Pick out every line with the word "明军连续与荷兰人发生海战" and copy it.

========================

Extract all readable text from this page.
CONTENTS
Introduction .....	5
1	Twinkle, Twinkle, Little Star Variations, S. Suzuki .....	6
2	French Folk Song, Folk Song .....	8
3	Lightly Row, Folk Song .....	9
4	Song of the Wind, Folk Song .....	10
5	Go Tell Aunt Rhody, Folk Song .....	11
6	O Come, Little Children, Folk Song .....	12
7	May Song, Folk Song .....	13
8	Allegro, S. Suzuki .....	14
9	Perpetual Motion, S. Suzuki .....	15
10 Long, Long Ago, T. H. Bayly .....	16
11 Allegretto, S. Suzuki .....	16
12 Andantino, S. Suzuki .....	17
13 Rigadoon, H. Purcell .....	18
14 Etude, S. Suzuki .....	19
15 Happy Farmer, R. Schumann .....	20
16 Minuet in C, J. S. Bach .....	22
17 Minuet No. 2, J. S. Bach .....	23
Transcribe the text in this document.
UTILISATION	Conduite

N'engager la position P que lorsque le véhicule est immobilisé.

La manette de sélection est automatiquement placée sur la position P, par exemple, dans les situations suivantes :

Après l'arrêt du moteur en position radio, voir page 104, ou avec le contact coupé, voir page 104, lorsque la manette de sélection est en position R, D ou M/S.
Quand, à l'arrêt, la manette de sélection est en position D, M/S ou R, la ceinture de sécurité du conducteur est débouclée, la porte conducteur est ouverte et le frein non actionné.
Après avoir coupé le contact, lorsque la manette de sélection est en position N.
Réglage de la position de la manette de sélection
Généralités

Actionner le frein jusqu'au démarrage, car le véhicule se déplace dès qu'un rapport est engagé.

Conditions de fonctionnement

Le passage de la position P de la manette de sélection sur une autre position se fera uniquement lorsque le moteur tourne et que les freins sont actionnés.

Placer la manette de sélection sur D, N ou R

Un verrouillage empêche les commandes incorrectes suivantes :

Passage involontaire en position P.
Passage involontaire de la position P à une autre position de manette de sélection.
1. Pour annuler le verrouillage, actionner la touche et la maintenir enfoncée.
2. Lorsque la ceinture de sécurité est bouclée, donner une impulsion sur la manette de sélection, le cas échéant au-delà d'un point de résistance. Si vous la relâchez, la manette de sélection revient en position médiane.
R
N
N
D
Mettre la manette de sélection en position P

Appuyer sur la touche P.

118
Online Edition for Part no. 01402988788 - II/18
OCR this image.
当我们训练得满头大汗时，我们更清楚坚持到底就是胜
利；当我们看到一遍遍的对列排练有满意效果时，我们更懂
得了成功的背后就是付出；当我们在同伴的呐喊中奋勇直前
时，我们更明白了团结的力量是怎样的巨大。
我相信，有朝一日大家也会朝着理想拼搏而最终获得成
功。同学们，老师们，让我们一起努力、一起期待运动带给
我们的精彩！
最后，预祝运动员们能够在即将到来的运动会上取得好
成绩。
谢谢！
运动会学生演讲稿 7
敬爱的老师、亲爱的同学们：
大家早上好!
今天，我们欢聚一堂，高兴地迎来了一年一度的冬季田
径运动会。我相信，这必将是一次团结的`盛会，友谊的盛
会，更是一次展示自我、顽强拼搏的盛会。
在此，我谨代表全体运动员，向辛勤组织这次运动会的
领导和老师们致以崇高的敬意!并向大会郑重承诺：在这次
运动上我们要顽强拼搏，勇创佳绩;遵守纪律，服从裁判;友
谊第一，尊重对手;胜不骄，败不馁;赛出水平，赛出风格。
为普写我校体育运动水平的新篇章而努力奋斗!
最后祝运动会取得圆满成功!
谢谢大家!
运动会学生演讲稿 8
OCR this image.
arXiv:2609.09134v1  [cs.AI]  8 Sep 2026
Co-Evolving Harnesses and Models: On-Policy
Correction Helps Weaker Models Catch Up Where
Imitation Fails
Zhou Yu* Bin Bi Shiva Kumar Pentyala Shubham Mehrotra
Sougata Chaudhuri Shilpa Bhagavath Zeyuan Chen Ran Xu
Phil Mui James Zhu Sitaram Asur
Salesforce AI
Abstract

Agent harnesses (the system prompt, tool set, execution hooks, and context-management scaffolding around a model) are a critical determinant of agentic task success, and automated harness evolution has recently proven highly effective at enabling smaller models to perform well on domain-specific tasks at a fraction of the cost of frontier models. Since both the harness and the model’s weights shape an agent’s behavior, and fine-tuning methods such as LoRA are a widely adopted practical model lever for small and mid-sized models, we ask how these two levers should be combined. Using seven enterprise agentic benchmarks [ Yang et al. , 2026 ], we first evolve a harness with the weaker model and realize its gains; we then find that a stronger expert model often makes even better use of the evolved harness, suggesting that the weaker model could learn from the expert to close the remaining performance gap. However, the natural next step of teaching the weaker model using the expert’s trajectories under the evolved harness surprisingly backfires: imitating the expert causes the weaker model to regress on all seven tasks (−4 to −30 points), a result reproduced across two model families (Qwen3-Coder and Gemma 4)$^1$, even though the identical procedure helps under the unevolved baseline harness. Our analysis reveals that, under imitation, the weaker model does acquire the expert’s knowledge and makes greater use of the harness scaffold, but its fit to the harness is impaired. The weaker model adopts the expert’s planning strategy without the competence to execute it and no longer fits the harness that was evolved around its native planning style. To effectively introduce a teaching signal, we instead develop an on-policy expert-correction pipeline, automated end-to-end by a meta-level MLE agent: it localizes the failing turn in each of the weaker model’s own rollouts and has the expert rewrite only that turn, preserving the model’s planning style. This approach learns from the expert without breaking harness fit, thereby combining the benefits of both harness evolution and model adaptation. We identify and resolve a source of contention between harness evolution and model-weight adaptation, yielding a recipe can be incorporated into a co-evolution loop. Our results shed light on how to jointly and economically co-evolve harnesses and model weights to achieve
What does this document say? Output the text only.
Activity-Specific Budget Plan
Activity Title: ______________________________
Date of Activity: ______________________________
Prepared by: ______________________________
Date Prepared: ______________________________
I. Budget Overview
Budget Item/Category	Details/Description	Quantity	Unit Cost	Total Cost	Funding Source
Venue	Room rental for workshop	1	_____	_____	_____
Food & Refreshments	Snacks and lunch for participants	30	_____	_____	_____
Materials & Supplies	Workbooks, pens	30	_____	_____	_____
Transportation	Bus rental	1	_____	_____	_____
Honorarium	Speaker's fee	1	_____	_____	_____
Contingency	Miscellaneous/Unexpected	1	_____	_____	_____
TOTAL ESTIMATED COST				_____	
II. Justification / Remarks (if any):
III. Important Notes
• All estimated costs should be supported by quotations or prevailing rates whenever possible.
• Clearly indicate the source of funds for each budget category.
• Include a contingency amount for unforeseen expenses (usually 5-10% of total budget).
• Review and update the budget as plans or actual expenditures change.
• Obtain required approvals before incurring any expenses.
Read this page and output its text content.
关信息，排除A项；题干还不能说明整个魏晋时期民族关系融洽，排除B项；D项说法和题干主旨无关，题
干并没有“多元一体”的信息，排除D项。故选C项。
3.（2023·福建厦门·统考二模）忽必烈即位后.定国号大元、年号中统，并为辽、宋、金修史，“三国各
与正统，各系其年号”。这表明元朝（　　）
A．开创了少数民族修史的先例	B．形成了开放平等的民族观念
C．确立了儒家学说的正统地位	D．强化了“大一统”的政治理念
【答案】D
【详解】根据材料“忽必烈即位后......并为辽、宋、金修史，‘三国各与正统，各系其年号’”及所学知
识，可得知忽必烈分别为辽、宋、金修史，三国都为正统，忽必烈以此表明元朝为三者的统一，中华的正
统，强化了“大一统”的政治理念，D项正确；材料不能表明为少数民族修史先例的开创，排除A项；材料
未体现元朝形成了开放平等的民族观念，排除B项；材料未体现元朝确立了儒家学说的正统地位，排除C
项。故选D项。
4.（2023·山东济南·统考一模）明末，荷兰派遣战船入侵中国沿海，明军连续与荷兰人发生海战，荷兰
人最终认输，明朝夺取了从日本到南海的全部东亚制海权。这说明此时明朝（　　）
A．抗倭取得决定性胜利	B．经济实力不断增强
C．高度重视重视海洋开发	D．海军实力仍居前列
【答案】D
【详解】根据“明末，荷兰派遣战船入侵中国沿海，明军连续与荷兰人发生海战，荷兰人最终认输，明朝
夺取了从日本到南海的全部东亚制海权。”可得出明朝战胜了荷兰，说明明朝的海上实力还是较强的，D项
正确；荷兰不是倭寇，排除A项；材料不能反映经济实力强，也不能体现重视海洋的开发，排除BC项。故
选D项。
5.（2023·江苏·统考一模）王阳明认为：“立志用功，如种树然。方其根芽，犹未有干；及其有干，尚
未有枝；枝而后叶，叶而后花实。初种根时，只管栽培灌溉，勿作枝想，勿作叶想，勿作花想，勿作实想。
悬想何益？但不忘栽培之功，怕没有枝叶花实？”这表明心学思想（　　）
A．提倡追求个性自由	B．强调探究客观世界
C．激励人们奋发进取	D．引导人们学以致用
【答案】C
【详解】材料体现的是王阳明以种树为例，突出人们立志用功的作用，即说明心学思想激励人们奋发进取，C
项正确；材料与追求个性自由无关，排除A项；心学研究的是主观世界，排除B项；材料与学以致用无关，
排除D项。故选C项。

========================

Response to the task:
4.（2023·山东济南·统考一模）明末，荷兰派遣战船入侵中国沿海，明军连续与荷兰人发生海战，荷兰
【详解】根据“明末，荷兰派遣战船入侵中国沿海，明军连续与荷兰人发生海战，荷兰人最终认输，明朝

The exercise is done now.